* _Input material_:
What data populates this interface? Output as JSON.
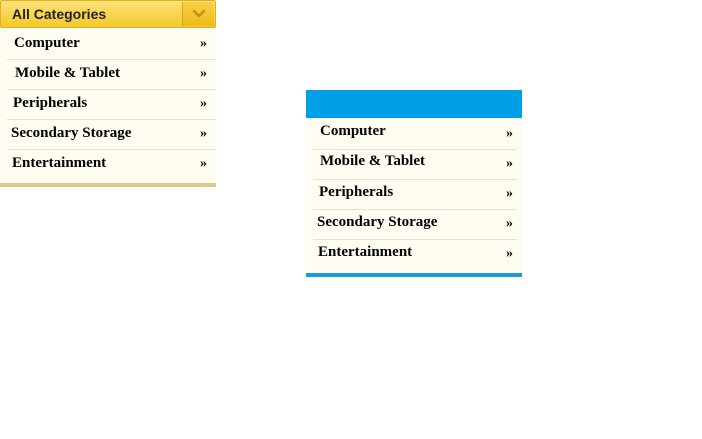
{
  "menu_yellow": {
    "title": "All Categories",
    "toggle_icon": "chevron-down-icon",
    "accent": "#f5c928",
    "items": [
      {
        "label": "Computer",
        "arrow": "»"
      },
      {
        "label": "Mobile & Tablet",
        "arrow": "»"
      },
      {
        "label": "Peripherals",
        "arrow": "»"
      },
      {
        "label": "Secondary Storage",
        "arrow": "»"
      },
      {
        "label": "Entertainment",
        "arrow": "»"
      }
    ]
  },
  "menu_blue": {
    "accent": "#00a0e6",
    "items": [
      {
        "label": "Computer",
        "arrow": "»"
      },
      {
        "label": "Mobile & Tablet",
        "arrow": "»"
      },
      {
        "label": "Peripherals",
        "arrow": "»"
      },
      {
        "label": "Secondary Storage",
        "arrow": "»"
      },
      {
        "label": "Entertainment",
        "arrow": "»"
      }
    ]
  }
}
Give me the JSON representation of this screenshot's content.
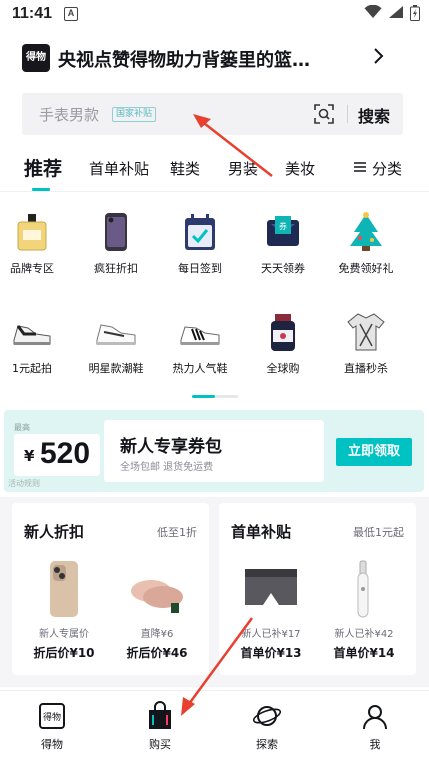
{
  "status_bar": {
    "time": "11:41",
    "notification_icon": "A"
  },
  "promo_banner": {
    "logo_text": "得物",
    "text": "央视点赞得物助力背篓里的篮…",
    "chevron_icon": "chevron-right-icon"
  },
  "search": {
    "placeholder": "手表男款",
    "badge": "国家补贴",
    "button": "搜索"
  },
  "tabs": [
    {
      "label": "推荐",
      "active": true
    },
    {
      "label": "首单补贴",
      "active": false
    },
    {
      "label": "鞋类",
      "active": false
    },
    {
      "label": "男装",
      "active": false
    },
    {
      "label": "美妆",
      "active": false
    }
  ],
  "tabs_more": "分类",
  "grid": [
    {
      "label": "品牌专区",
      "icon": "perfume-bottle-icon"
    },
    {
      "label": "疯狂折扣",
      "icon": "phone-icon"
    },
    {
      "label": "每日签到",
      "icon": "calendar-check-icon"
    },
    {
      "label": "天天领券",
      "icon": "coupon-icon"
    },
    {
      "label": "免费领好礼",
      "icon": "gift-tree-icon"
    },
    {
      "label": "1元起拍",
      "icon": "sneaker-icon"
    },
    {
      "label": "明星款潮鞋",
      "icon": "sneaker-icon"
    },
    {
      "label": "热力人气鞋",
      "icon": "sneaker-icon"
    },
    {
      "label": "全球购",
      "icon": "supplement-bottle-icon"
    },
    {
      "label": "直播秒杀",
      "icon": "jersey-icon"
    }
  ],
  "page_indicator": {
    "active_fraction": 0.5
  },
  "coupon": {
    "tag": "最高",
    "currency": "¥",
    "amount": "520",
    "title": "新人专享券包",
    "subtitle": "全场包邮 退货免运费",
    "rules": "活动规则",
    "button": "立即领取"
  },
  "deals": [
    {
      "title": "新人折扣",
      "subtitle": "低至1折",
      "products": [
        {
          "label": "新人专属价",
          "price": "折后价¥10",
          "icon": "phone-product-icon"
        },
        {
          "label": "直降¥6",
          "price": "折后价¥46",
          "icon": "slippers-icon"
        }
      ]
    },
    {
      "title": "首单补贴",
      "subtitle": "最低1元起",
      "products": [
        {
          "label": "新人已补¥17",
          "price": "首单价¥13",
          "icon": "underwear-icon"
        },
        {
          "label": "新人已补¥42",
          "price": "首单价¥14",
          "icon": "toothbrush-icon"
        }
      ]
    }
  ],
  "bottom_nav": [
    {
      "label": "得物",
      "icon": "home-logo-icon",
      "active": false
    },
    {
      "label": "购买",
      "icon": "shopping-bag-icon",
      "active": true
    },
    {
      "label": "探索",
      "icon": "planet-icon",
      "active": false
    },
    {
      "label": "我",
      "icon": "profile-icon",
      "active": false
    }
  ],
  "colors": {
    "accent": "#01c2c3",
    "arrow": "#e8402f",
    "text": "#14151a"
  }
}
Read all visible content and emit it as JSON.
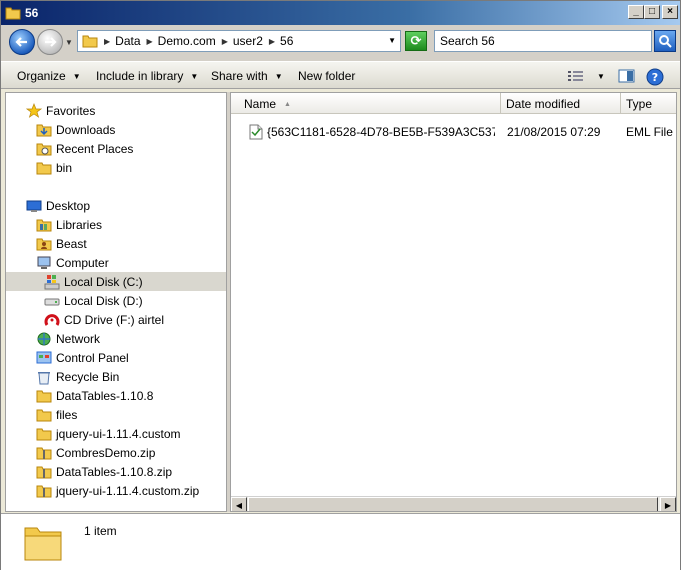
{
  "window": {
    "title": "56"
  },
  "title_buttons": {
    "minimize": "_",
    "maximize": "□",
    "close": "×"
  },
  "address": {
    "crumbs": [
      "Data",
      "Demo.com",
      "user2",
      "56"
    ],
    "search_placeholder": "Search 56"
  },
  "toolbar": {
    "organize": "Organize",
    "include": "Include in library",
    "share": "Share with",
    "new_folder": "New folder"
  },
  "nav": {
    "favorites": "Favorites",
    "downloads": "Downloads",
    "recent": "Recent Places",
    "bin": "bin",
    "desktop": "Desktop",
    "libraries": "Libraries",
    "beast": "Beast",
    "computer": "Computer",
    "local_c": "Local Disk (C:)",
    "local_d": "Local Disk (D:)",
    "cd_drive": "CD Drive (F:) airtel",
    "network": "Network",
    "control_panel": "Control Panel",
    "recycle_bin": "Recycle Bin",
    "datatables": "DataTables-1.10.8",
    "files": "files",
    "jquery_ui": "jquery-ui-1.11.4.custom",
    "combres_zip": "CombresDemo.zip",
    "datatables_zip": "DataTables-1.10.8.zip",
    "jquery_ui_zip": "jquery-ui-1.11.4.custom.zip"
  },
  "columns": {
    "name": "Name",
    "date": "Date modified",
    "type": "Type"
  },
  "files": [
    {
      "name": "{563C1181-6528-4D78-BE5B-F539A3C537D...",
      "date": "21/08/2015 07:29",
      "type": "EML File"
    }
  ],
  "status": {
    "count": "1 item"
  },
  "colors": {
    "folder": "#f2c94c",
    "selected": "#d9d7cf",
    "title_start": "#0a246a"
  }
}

* _What you need to do_: Quote the data exactly, leaving every image out of the copy.

* _Final result_:
What data populates this interface? Output as JSON.
{
  "menu_yellow": {
    "title": "All Categories",
    "toggle_icon": "chevron-down-icon",
    "accent": "#f5c928",
    "items": [
      {
        "label": "Computer",
        "arrow": "»"
      },
      {
        "label": "Mobile & Tablet",
        "arrow": "»"
      },
      {
        "label": "Peripherals",
        "arrow": "»"
      },
      {
        "label": "Secondary Storage",
        "arrow": "»"
      },
      {
        "label": "Entertainment",
        "arrow": "»"
      }
    ]
  },
  "menu_blue": {
    "accent": "#00a0e6",
    "items": [
      {
        "label": "Computer",
        "arrow": "»"
      },
      {
        "label": "Mobile & Tablet",
        "arrow": "»"
      },
      {
        "label": "Peripherals",
        "arrow": "»"
      },
      {
        "label": "Secondary Storage",
        "arrow": "»"
      },
      {
        "label": "Entertainment",
        "arrow": "»"
      }
    ]
  }
}
Give me the JSON representation of this screenshot's content.
{
  "status_bar": {
    "time": "11:41",
    "notification_icon": "A"
  },
  "promo_banner": {
    "logo_text": "得物",
    "text": "央视点赞得物助力背篓里的篮…",
    "chevron_icon": "chevron-right-icon"
  },
  "search": {
    "placeholder": "手表男款",
    "badge": "国家补贴",
    "button": "搜索"
  },
  "tabs": [
    {
      "label": "推荐",
      "active": true
    },
    {
      "label": "首单补贴",
      "active": false
    },
    {
      "label": "鞋类",
      "active": false
    },
    {
      "label": "男装",
      "active": false
    },
    {
      "label": "美妆",
      "active": false
    }
  ],
  "tabs_more": "分类",
  "grid": [
    {
      "label": "品牌专区",
      "icon": "perfume-bottle-icon"
    },
    {
      "label": "疯狂折扣",
      "icon": "phone-icon"
    },
    {
      "label": "每日签到",
      "icon": "calendar-check-icon"
    },
    {
      "label": "天天领券",
      "icon": "coupon-icon"
    },
    {
      "label": "免费领好礼",
      "icon": "gift-tree-icon"
    },
    {
      "label": "1元起拍",
      "icon": "sneaker-icon"
    },
    {
      "label": "明星款潮鞋",
      "icon": "sneaker-icon"
    },
    {
      "label": "热力人气鞋",
      "icon": "sneaker-icon"
    },
    {
      "label": "全球购",
      "icon": "supplement-bottle-icon"
    },
    {
      "label": "直播秒杀",
      "icon": "jersey-icon"
    }
  ],
  "page_indicator": {
    "active_fraction": 0.5
  },
  "coupon": {
    "tag": "最高",
    "currency": "¥",
    "amount": "520",
    "title": "新人专享券包",
    "subtitle": "全场包邮 退货免运费",
    "rules": "活动规则",
    "button": "立即领取"
  },
  "deals": [
    {
      "title": "新人折扣",
      "subtitle": "低至1折",
      "products": [
        {
          "label": "新人专属价",
          "price": "折后价¥10",
          "icon": "phone-product-icon"
        },
        {
          "label": "直降¥6",
          "price": "折后价¥46",
          "icon": "slippers-icon"
        }
      ]
    },
    {
      "title": "首单补贴",
      "subtitle": "最低1元起",
      "products": [
        {
          "label": "新人已补¥17",
          "price": "首单价¥13",
          "icon": "underwear-icon"
        },
        {
          "label": "新人已补¥42",
          "price": "首单价¥14",
          "icon": "toothbrush-icon"
        }
      ]
    }
  ],
  "bottom_nav": [
    {
      "label": "得物",
      "icon": "home-logo-icon",
      "active": false
    },
    {
      "label": "购买",
      "icon": "shopping-bag-icon",
      "active": true
    },
    {
      "label": "探索",
      "icon": "planet-icon",
      "active": false
    },
    {
      "label": "我",
      "icon": "profile-icon",
      "active": false
    }
  ],
  "colors": {
    "accent": "#01c2c3",
    "arrow": "#e8402f",
    "text": "#14151a"
  }
}
Read all visible content and emit it as JSON.
{
  "window": {
    "title": "56"
  },
  "title_buttons": {
    "minimize": "_",
    "maximize": "□",
    "close": "×"
  },
  "address": {
    "crumbs": [
      "Data",
      "Demo.com",
      "user2",
      "56"
    ],
    "search_placeholder": "Search 56"
  },
  "toolbar": {
    "organize": "Organize",
    "include": "Include in library",
    "share": "Share with",
    "new_folder": "New folder"
  },
  "nav": {
    "favorites": "Favorites",
    "downloads": "Downloads",
    "recent": "Recent Places",
    "bin": "bin",
    "desktop": "Desktop",
    "libraries": "Libraries",
    "beast": "Beast",
    "computer": "Computer",
    "local_c": "Local Disk (C:)",
    "local_d": "Local Disk (D:)",
    "cd_drive": "CD Drive (F:) airtel",
    "network": "Network",
    "control_panel": "Control Panel",
    "recycle_bin": "Recycle Bin",
    "datatables": "DataTables-1.10.8",
    "files": "files",
    "jquery_ui": "jquery-ui-1.11.4.custom",
    "combres_zip": "CombresDemo.zip",
    "datatables_zip": "DataTables-1.10.8.zip",
    "jquery_ui_zip": "jquery-ui-1.11.4.custom.zip"
  },
  "columns": {
    "name": "Name",
    "date": "Date modified",
    "type": "Type"
  },
  "files": [
    {
      "name": "{563C1181-6528-4D78-BE5B-F539A3C537D...",
      "date": "21/08/2015 07:29",
      "type": "EML File"
    }
  ],
  "status": {
    "count": "1 item"
  },
  "colors": {
    "folder": "#f2c94c",
    "selected": "#d9d7cf",
    "title_start": "#0a246a"
  }
}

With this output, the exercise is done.